Dataset excerpt:
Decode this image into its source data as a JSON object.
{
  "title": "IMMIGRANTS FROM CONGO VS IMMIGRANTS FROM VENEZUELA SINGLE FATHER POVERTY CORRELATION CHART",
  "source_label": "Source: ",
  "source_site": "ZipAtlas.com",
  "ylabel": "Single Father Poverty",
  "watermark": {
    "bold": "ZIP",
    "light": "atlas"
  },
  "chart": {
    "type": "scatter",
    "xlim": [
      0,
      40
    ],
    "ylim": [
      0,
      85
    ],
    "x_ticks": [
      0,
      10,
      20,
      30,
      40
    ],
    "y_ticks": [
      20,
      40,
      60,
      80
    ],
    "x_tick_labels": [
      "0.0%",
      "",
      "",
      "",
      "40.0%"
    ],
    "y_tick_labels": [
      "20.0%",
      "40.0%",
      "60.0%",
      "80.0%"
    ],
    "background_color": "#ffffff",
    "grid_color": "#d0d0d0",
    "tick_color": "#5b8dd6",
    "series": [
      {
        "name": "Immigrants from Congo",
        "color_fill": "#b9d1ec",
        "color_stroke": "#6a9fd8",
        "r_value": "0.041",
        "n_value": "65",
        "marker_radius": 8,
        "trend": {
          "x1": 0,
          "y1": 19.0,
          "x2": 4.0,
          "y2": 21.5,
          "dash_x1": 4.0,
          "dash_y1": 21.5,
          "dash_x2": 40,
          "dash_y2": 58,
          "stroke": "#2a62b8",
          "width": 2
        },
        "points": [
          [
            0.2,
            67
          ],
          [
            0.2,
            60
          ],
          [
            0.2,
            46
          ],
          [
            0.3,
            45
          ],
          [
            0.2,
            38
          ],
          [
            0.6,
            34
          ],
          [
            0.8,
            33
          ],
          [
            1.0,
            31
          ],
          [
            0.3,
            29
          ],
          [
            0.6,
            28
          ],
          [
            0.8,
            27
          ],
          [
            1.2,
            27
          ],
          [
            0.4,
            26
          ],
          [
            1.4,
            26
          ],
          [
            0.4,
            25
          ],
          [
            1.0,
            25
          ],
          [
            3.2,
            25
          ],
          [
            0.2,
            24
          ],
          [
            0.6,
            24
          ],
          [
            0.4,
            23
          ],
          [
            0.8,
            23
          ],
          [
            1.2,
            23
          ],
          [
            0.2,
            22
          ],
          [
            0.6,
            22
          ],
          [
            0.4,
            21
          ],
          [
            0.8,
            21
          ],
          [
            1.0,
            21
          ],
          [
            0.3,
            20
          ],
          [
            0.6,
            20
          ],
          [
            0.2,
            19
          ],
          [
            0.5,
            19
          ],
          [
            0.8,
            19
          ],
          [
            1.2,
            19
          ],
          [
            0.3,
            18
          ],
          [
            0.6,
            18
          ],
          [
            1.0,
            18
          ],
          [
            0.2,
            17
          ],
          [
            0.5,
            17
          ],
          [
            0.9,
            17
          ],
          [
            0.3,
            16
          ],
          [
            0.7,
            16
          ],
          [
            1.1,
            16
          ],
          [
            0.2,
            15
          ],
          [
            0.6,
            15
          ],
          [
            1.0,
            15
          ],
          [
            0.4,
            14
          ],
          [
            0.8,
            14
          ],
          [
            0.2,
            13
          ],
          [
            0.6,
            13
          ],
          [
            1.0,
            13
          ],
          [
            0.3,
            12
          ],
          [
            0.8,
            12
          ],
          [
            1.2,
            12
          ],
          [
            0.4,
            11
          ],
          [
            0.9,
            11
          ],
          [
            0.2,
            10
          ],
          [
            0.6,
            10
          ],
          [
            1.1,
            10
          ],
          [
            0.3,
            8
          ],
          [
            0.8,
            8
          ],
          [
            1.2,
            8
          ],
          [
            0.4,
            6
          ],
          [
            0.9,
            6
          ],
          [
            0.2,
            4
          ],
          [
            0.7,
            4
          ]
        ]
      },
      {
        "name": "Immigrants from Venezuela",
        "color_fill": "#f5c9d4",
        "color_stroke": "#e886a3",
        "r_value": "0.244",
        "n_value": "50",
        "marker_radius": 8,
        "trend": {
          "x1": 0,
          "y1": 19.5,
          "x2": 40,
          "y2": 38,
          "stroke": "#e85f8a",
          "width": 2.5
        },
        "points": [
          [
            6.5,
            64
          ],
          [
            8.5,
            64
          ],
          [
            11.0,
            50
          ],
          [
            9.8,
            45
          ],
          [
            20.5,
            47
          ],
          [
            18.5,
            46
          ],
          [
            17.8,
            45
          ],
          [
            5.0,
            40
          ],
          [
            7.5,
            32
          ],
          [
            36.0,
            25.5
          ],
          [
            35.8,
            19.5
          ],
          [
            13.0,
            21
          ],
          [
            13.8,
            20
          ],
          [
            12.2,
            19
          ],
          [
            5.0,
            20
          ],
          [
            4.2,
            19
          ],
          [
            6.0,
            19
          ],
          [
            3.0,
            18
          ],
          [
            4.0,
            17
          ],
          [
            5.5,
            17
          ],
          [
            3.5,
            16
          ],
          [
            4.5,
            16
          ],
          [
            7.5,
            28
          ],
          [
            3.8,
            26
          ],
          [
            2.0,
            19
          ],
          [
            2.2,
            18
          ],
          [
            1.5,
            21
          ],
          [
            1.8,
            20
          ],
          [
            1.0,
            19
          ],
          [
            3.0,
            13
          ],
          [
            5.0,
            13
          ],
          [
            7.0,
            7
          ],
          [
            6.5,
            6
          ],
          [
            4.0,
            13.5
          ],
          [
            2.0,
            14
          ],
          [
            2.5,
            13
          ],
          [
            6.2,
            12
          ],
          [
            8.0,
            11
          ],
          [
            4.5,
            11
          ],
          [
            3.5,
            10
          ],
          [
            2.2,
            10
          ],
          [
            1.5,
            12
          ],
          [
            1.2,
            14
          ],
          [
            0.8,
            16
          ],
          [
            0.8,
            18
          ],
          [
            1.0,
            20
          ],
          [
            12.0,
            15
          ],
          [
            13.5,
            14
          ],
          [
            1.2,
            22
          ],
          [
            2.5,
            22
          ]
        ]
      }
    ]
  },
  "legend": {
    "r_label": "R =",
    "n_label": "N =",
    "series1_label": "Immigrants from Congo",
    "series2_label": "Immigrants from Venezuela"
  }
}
---
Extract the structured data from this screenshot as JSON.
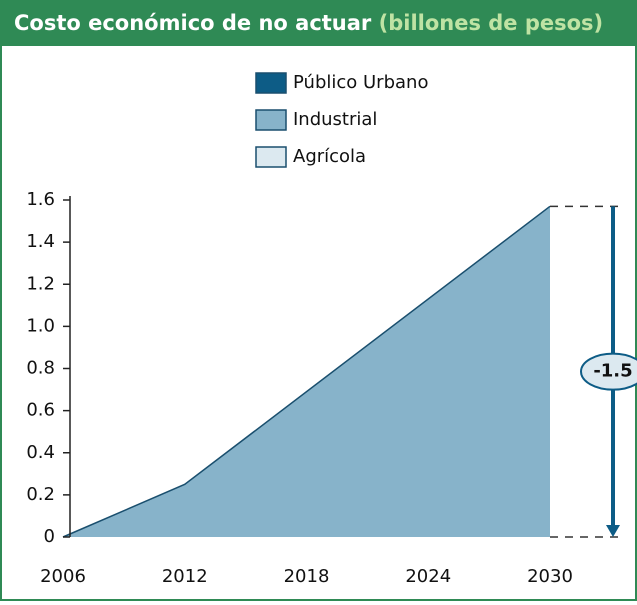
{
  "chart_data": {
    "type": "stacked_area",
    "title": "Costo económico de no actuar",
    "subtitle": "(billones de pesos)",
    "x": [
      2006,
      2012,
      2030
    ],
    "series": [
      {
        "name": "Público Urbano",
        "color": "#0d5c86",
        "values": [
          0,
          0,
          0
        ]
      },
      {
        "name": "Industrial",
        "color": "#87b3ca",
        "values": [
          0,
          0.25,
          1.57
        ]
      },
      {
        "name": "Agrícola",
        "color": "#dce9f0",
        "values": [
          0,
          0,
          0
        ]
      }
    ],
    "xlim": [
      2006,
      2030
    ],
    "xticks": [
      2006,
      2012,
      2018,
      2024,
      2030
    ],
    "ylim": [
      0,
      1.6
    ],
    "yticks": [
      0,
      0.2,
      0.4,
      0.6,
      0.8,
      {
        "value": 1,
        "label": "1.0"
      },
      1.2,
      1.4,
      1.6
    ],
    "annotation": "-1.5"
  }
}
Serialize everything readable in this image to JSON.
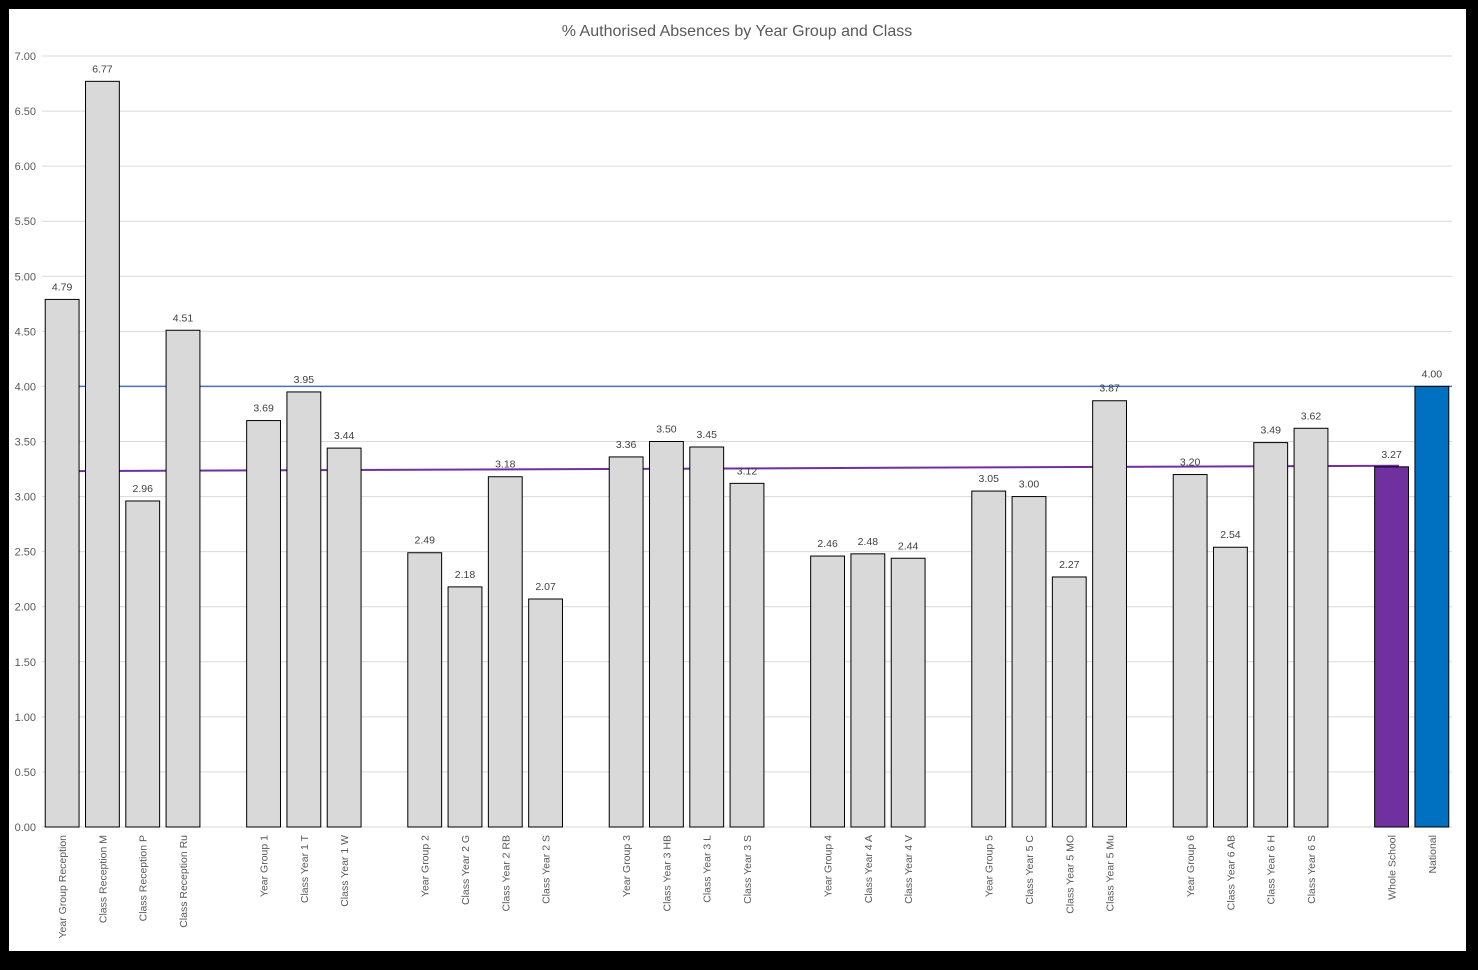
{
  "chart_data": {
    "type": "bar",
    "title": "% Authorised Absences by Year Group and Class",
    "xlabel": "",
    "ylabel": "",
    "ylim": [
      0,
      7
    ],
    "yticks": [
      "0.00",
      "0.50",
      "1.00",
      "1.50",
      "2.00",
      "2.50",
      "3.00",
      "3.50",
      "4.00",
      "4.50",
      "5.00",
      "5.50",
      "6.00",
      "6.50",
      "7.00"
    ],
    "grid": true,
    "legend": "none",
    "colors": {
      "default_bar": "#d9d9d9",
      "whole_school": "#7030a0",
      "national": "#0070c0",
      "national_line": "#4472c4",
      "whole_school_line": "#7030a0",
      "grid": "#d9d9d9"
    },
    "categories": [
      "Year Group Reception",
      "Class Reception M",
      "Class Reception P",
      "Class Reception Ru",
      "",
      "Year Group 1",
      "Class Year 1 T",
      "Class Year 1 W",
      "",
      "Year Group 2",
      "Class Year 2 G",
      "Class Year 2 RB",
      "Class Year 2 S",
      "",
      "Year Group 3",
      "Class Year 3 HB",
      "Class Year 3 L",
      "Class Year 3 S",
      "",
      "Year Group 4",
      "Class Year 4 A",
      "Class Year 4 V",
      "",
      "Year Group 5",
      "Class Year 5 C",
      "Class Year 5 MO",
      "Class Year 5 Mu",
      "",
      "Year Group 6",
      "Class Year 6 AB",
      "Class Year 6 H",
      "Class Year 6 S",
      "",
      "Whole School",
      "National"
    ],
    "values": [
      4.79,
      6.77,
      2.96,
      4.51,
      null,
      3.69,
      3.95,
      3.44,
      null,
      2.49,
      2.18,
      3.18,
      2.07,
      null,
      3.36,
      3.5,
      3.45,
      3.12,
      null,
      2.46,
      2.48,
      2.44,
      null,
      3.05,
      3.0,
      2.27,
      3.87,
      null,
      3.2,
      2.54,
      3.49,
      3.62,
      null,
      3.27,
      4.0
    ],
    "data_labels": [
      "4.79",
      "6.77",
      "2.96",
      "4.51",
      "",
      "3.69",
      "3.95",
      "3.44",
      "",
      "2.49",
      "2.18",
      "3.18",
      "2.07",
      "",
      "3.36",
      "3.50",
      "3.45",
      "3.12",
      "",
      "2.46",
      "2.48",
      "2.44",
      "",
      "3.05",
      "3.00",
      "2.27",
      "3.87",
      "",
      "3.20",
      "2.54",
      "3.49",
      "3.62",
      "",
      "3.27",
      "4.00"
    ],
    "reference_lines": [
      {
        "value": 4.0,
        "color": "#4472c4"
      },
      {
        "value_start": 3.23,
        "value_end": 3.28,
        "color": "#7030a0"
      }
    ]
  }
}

# PROMPT:
Check each line above for the string "type" and report how many lines have it, giving only the number.

# COMPLETE OUTPUT:
3